REQUIREMENT: Exactly as written, print each record in the listing.

(Collected data entries)
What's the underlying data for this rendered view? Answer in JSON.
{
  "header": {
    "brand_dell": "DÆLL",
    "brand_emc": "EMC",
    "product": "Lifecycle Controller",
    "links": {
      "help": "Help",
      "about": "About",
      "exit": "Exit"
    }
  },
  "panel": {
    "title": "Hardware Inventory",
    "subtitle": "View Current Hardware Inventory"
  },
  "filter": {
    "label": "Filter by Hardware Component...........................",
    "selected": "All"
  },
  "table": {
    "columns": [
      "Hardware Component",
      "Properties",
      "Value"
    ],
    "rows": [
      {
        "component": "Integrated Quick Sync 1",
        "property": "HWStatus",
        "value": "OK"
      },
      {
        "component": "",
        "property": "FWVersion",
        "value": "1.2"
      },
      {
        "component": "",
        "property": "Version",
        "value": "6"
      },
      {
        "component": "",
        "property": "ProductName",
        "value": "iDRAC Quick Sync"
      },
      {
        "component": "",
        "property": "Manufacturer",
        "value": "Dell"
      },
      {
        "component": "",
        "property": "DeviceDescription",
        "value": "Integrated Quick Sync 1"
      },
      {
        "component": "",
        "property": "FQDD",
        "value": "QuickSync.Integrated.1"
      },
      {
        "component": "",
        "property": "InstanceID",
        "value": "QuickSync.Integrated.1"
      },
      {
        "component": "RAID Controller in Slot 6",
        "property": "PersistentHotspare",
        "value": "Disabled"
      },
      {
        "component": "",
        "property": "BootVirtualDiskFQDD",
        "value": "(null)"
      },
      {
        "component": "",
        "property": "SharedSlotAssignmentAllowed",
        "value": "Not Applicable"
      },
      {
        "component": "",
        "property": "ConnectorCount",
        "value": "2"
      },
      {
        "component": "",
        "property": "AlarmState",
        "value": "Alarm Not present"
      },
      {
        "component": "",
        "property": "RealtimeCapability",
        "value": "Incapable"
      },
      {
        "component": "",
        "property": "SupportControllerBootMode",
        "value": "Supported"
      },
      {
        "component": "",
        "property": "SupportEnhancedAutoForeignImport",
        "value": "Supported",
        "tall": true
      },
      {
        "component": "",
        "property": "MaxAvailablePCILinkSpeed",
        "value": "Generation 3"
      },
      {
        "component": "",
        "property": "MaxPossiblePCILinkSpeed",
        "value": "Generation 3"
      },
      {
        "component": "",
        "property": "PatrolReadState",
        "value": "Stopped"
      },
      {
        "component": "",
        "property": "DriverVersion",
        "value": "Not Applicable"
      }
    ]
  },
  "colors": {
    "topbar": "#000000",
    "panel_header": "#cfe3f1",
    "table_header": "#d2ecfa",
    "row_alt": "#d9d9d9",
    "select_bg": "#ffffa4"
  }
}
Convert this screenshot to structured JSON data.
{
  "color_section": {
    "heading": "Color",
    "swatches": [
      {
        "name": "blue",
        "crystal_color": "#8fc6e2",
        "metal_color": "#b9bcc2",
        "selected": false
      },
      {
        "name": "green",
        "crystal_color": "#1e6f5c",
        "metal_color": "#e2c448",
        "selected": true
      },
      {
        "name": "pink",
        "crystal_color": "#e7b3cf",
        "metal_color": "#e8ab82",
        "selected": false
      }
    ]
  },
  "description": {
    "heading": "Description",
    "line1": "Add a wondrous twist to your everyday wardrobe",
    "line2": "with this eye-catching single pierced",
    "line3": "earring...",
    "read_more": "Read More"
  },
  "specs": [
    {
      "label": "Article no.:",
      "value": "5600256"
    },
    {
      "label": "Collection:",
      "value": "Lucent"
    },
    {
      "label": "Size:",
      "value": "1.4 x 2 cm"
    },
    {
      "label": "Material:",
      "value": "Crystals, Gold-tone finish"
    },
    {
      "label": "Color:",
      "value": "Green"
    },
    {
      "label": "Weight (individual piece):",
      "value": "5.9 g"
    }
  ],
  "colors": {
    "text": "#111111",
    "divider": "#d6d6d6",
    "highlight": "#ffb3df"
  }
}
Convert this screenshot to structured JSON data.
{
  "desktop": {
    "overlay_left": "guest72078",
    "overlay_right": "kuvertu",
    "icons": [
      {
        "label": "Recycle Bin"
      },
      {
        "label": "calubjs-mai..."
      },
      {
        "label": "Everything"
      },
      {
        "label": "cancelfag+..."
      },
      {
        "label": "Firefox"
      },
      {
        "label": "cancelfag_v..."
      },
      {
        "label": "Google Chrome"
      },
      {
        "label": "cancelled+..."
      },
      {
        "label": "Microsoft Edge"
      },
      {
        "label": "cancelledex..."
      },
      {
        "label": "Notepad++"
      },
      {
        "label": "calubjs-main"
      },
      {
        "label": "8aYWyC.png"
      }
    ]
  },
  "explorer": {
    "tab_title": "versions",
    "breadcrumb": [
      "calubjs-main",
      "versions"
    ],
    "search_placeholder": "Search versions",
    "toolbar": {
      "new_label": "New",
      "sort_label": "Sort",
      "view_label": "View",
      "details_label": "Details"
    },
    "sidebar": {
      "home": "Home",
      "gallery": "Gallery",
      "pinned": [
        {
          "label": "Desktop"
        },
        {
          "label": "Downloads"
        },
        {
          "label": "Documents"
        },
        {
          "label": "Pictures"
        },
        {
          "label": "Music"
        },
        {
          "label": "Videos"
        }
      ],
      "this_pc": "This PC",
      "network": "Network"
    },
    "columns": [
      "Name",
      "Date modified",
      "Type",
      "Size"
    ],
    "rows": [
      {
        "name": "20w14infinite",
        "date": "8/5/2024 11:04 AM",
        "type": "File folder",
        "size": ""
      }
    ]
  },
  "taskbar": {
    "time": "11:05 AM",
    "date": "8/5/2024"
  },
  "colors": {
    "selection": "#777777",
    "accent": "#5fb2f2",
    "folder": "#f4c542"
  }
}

TASK RESPONSE:
What's the underlying data for this rendered view? Answer in JSON.
{
  "header": {
    "brand_dell": "DÆLL",
    "brand_emc": "EMC",
    "product": "Lifecycle Controller",
    "links": {
      "help": "Help",
      "about": "About",
      "exit": "Exit"
    }
  },
  "panel": {
    "title": "Hardware Inventory",
    "subtitle": "View Current Hardware Inventory"
  },
  "filter": {
    "label": "Filter by Hardware Component...........................",
    "selected": "All"
  },
  "table": {
    "columns": [
      "Hardware Component",
      "Properties",
      "Value"
    ],
    "rows": [
      {
        "component": "Integrated Quick Sync 1",
        "property": "HWStatus",
        "value": "OK"
      },
      {
        "component": "",
        "property": "FWVersion",
        "value": "1.2"
      },
      {
        "component": "",
        "property": "Version",
        "value": "6"
      },
      {
        "component": "",
        "property": "ProductName",
        "value": "iDRAC Quick Sync"
      },
      {
        "component": "",
        "property": "Manufacturer",
        "value": "Dell"
      },
      {
        "component": "",
        "property": "DeviceDescription",
        "value": "Integrated Quick Sync 1"
      },
      {
        "component": "",
        "property": "FQDD",
        "value": "QuickSync.Integrated.1"
      },
      {
        "component": "",
        "property": "InstanceID",
        "value": "QuickSync.Integrated.1"
      },
      {
        "component": "RAID Controller in Slot 6",
        "property": "PersistentHotspare",
        "value": "Disabled"
      },
      {
        "component": "",
        "property": "BootVirtualDiskFQDD",
        "value": "(null)"
      },
      {
        "component": "",
        "property": "SharedSlotAssignmentAllowed",
        "value": "Not Applicable"
      },
      {
        "component": "",
        "property": "ConnectorCount",
        "value": "2"
      },
      {
        "component": "",
        "property": "AlarmState",
        "value": "Alarm Not present"
      },
      {
        "component": "",
        "property": "RealtimeCapability",
        "value": "Incapable"
      },
      {
        "component": "",
        "property": "SupportControllerBootMode",
        "value": "Supported"
      },
      {
        "component": "",
        "property": "SupportEnhancedAutoForeignImport",
        "value": "Supported",
        "tall": true
      },
      {
        "component": "",
        "property": "MaxAvailablePCILinkSpeed",
        "value": "Generation 3"
      },
      {
        "component": "",
        "property": "MaxPossiblePCILinkSpeed",
        "value": "Generation 3"
      },
      {
        "component": "",
        "property": "PatrolReadState",
        "value": "Stopped"
      },
      {
        "component": "",
        "property": "DriverVersion",
        "value": "Not Applicable"
      }
    ]
  },
  "colors": {
    "topbar": "#000000",
    "panel_header": "#cfe3f1",
    "table_header": "#d2ecfa",
    "row_alt": "#d9d9d9",
    "select_bg": "#ffffa4"
  }
}
Convert this screenshot to structured JSON data.
{
  "color_section": {
    "heading": "Color",
    "swatches": [
      {
        "name": "blue",
        "crystal_color": "#8fc6e2",
        "metal_color": "#b9bcc2",
        "selected": false
      },
      {
        "name": "green",
        "crystal_color": "#1e6f5c",
        "metal_color": "#e2c448",
        "selected": true
      },
      {
        "name": "pink",
        "crystal_color": "#e7b3cf",
        "metal_color": "#e8ab82",
        "selected": false
      }
    ]
  },
  "description": {
    "heading": "Description",
    "line1": "Add a wondrous twist to your everyday wardrobe",
    "line2": "with this eye-catching single pierced",
    "line3": "earring...",
    "read_more": "Read More"
  },
  "specs": [
    {
      "label": "Article no.:",
      "value": "5600256"
    },
    {
      "label": "Collection:",
      "value": "Lucent"
    },
    {
      "label": "Size:",
      "value": "1.4 x 2 cm"
    },
    {
      "label": "Material:",
      "value": "Crystals, Gold-tone finish"
    },
    {
      "label": "Color:",
      "value": "Green"
    },
    {
      "label": "Weight (individual piece):",
      "value": "5.9 g"
    }
  ],
  "colors": {
    "text": "#111111",
    "divider": "#d6d6d6",
    "highlight": "#ffb3df"
  }
}
Convert this screenshot to structured JSON data.
{
  "desktop": {
    "overlay_left": "guest72078",
    "overlay_right": "kuvertu",
    "icons": [
      {
        "label": "Recycle Bin"
      },
      {
        "label": "calubjs-mai..."
      },
      {
        "label": "Everything"
      },
      {
        "label": "cancelfag+..."
      },
      {
        "label": "Firefox"
      },
      {
        "label": "cancelfag_v..."
      },
      {
        "label": "Google Chrome"
      },
      {
        "label": "cancelled+..."
      },
      {
        "label": "Microsoft Edge"
      },
      {
        "label": "cancelledex..."
      },
      {
        "label": "Notepad++"
      },
      {
        "label": "calubjs-main"
      },
      {
        "label": "8aYWyC.png"
      }
    ]
  },
  "explorer": {
    "tab_title": "versions",
    "breadcrumb": [
      "calubjs-main",
      "versions"
    ],
    "search_placeholder": "Search versions",
    "toolbar": {
      "new_label": "New",
      "sort_label": "Sort",
      "view_label": "View",
      "details_label": "Details"
    },
    "sidebar": {
      "home": "Home",
      "gallery": "Gallery",
      "pinned": [
        {
          "label": "Desktop"
        },
        {
          "label": "Downloads"
        },
        {
          "label": "Documents"
        },
        {
          "label": "Pictures"
        },
        {
          "label": "Music"
        },
        {
          "label": "Videos"
        }
      ],
      "this_pc": "This PC",
      "network": "Network"
    },
    "columns": [
      "Name",
      "Date modified",
      "Type",
      "Size"
    ],
    "rows": [
      {
        "name": "20w14infinite",
        "date": "8/5/2024 11:04 AM",
        "type": "File folder",
        "size": ""
      }
    ]
  },
  "taskbar": {
    "time": "11:05 AM",
    "date": "8/5/2024"
  },
  "colors": {
    "selection": "#777777",
    "accent": "#5fb2f2",
    "folder": "#f4c542"
  }
}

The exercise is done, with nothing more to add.